◆ **Exercise requirements**: Everything from the line that contains "OCR this image." through the final line of the records below should be quoted exactly, except the pictures.

## START

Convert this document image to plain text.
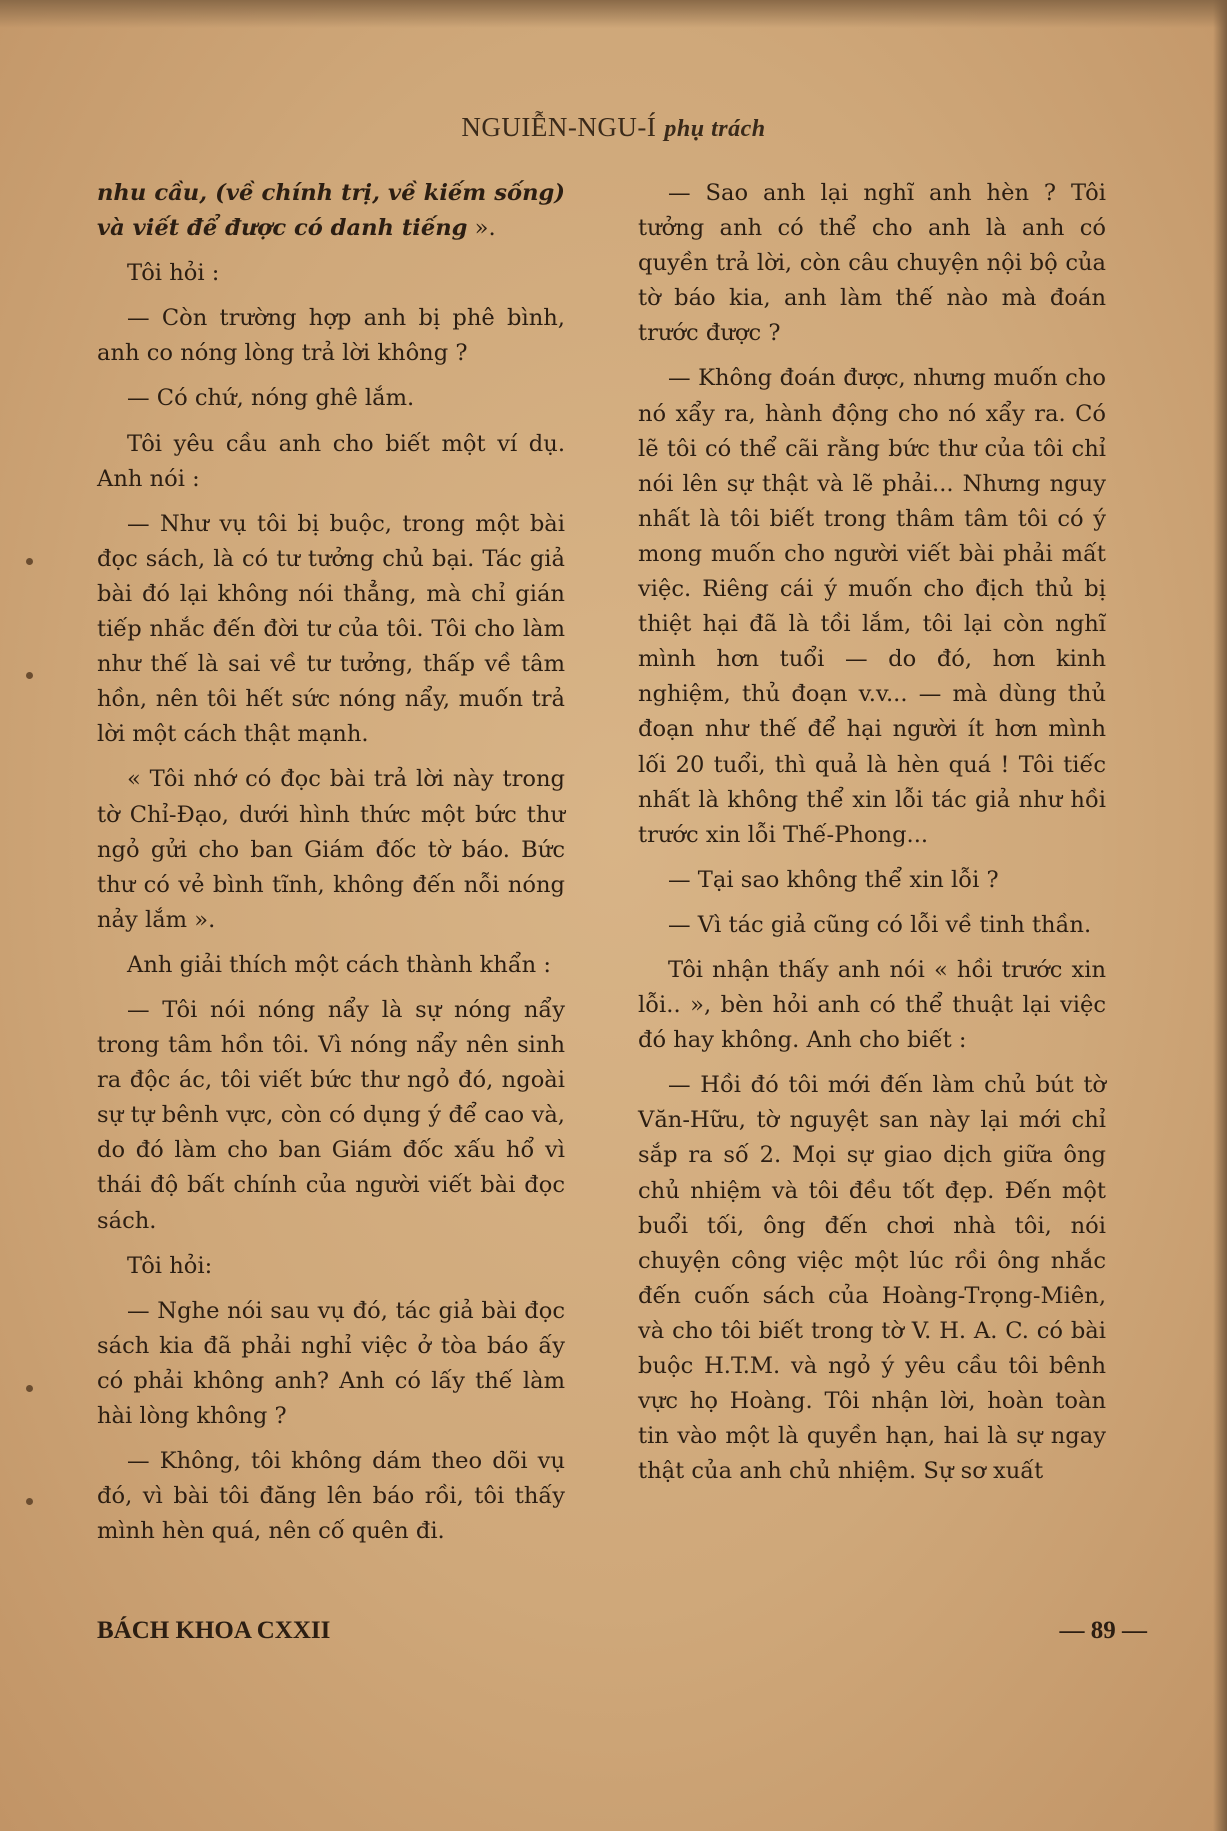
NGUIỄN-NGU-Í phụ trách

nhu cầu, (về chính trị, về kiếm sống) và viết để được có danh tiếng ».

Tôi hỏi :

— Còn trường hợp anh bị phê bình, anh co nóng lòng trả lời không ?

— Có chứ, nóng ghê lắm.

Tôi yêu cầu anh cho biết một ví dụ. Anh nói :

— Như vụ tôi bị buộc, trong một bài đọc sách, là có tư tưởng chủ bại. Tác giả bài đó lại không nói thẳng, mà chỉ gián tiếp nhắc đến đời tư của tôi. Tôi cho làm như thế là sai về tư tưởng, thấp về tâm hồn, nên tôi hết sức nóng nẩy, muốn trả lời một cách thật mạnh.

« Tôi nhớ có đọc bài trả lời này trong tờ Chỉ-Đạo, dưới hình thức một bức thư ngỏ gửi cho ban Giám đốc tờ báo. Bức thư có vẻ bình tĩnh, không đến nỗi nóng nảy lắm ».

Anh giải thích một cách thành khẩn :

— Tôi nói nóng nẩy là sự nóng nẩy trong tâm hồn tôi. Vì nóng nẩy nên sinh ra độc ác, tôi viết bức thư ngỏ đó, ngoài sự tự bênh vực, còn có dụng ý để cao và, do đó làm cho ban Giám đốc xấu hổ vì thái độ bất chính của người viết bài đọc sách.

Tôi hỏi:

— Nghe nói sau vụ đó, tác giả bài đọc sách kia đã phải nghỉ việc ở tòa báo ấy có phải không anh? Anh có lấy thế làm hài lòng không ?

— Không, tôi không dám theo dõi vụ đó, vì bài tôi đăng lên báo rồi, tôi thấy mình hèn quá, nên cố quên đi.

— Sao anh lại nghĩ anh hèn ? Tôi tưởng anh có thể cho anh là anh có quyền trả lời, còn câu chuyện nội bộ của tờ báo kia, anh làm thế nào mà đoán trước được ?

— Không đoán được, nhưng muốn cho nó xẩy ra, hành động cho nó xẩy ra. Có lẽ tôi có thể cãi rằng bức thư của tôi chỉ nói lên sự thật và lẽ phải... Nhưng nguy nhất là tôi biết trong thâm tâm tôi có ý mong muốn cho người viết bài phải mất việc. Riêng cái ý muốn cho địch thủ bị thiệt hại đã là tồi lắm, tôi lại còn nghĩ mình hơn tuổi — do đó, hơn kinh nghiệm, thủ đoạn v.v... — mà dùng thủ đoạn như thế để hại người ít hơn mình lối 20 tuổi, thì quả là hèn quá ! Tôi tiếc nhất là không thể xin lỗi tác giả như hồi trước xin lỗi Thế-Phong...

— Tại sao không thể xin lỗi ?

— Vì tác giả cũng có lỗi về tinh thần.

Tôi nhận thấy anh nói « hồi trước xin lỗi.. », bèn hỏi anh có thể thuật lại việc đó hay không. Anh cho biết :

— Hồi đó tôi mới đến làm chủ bút tờ Văn-Hữu, tờ nguyệt san này lại mới chỉ sắp ra số 2. Mọi sự giao dịch giữa ông chủ nhiệm và tôi đều tốt đẹp. Đến một buổi tối, ông đến chơi nhà tôi, nói chuyện công việc một lúc rồi ông nhắc đến cuốn sách của Hoàng-Trọng-Miên, và cho tôi biết trong tờ V. H. A. C. có bài buộc H.T.M. và ngỏ ý yêu cầu tôi bênh vực họ Hoàng. Tôi nhận lời, hoàn toàn tin vào một là quyền hạn, hai là sự ngay thật của anh chủ nhiệm. Sự sơ xuất

BÁCH KHOA CXXII	— 89 —
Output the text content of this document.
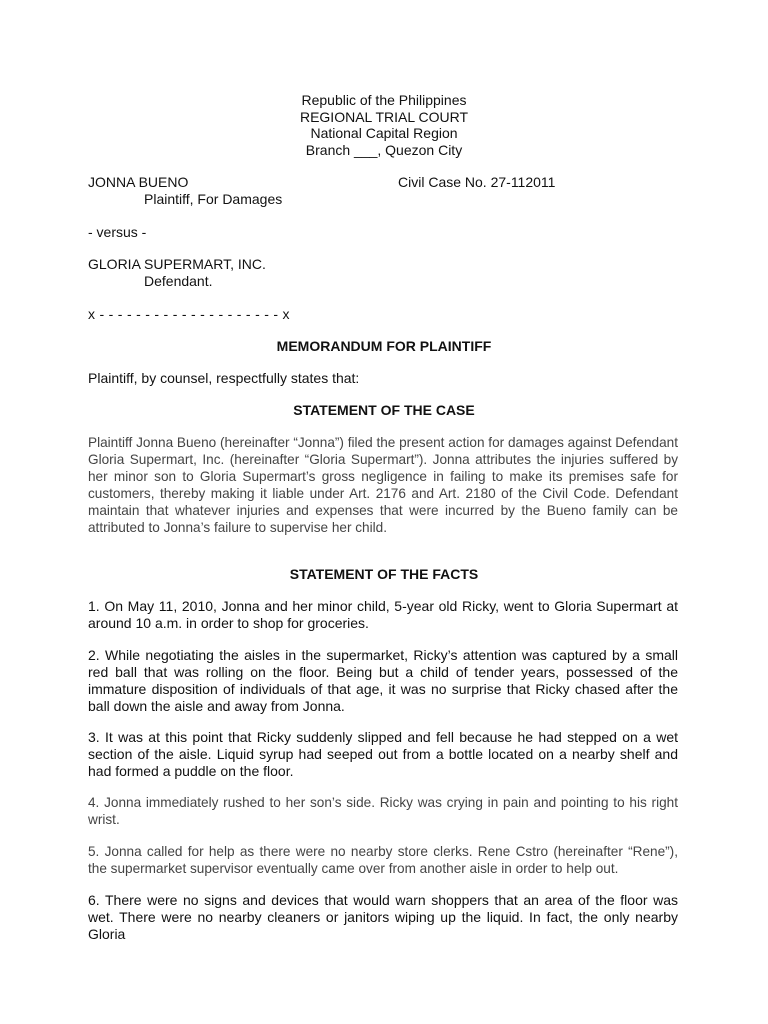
Republic of the Philippines
REGIONAL TRIAL COURT
National Capital Region
Branch ___, Quezon City
JONNA BUENO	Civil Case No. 27-112011
Plaintiff, For Damages
- versus -
GLORIA SUPERMART, INC.
Defendant.
x - - - - - - - - - - - - - - - - - - - - x
MEMORANDUM FOR PLAINTIFF
Plaintiff, by counsel, respectfully states that:
STATEMENT OF THE CASE
Plaintiff Jonna Bueno (hereinafter “Jonna”) filed the present action for damages against Defendant Gloria Supermart, Inc. (hereinafter “Gloria Supermart”). Jonna attributes the injuries suffered by her minor son to Gloria Supermart’s gross negligence in failing to make its premises safe for customers, thereby making it liable under Art. 2176 and Art. 2180 of the Civil Code. Defendant maintain that whatever injuries and expenses that were incurred by the Bueno family can be attributed to Jonna’s failure to supervise her child.
STATEMENT OF THE FACTS
1. On May 11, 2010, Jonna and her minor child, 5-year old Ricky, went to Gloria Supermart at around 10 a.m. in order to shop for groceries.
2. While negotiating the aisles in the supermarket, Ricky’s attention was captured by a small red ball that was rolling on the floor. Being but a child of tender years, possessed of the immature disposition of individuals of that age, it was no surprise that Ricky chased after the ball down the aisle and away from Jonna.
3. It was at this point that Ricky suddenly slipped and fell because he had stepped on a wet section of the aisle. Liquid syrup had seeped out from a bottle located on a nearby shelf and had formed a puddle on the floor.
4. Jonna immediately rushed to her son’s side. Ricky was crying in pain and pointing to his right wrist.
5. Jonna called for help as there were no nearby store clerks. Rene Cstro (hereinafter “Rene”), the supermarket supervisor eventually came over from another aisle in order to help out.
6. There were no signs and devices that would warn shoppers that an area of the floor was wet. There were no nearby cleaners or janitors wiping up the liquid. In fact, the only nearby Gloria
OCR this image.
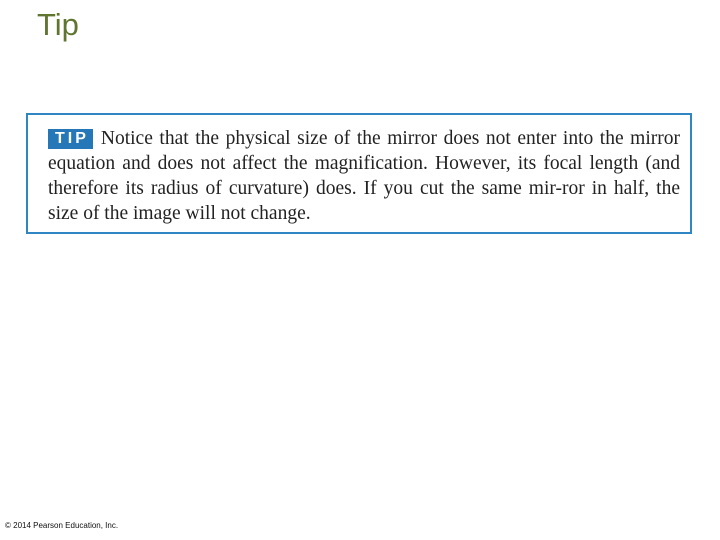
Tip

TIP Notice that the physical size of the mirror does not enter into the mirror equation and does not affect the magnification. However, its focal length (and therefore its radius of curvature) does. If you cut the same mir-ror in half, the size of the image will not change.

© 2014 Pearson Education, Inc.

## END

◆ **Task answer**:
OCR this image.
Tip

TIP Notice that the physical size of the mirror does not enter into the mirror equation and does not affect the magnification. However, its focal length (and therefore its radius of curvature) does. If you cut the same mir-ror in half, the size of the image will not change.

© 2014 Pearson Education, Inc.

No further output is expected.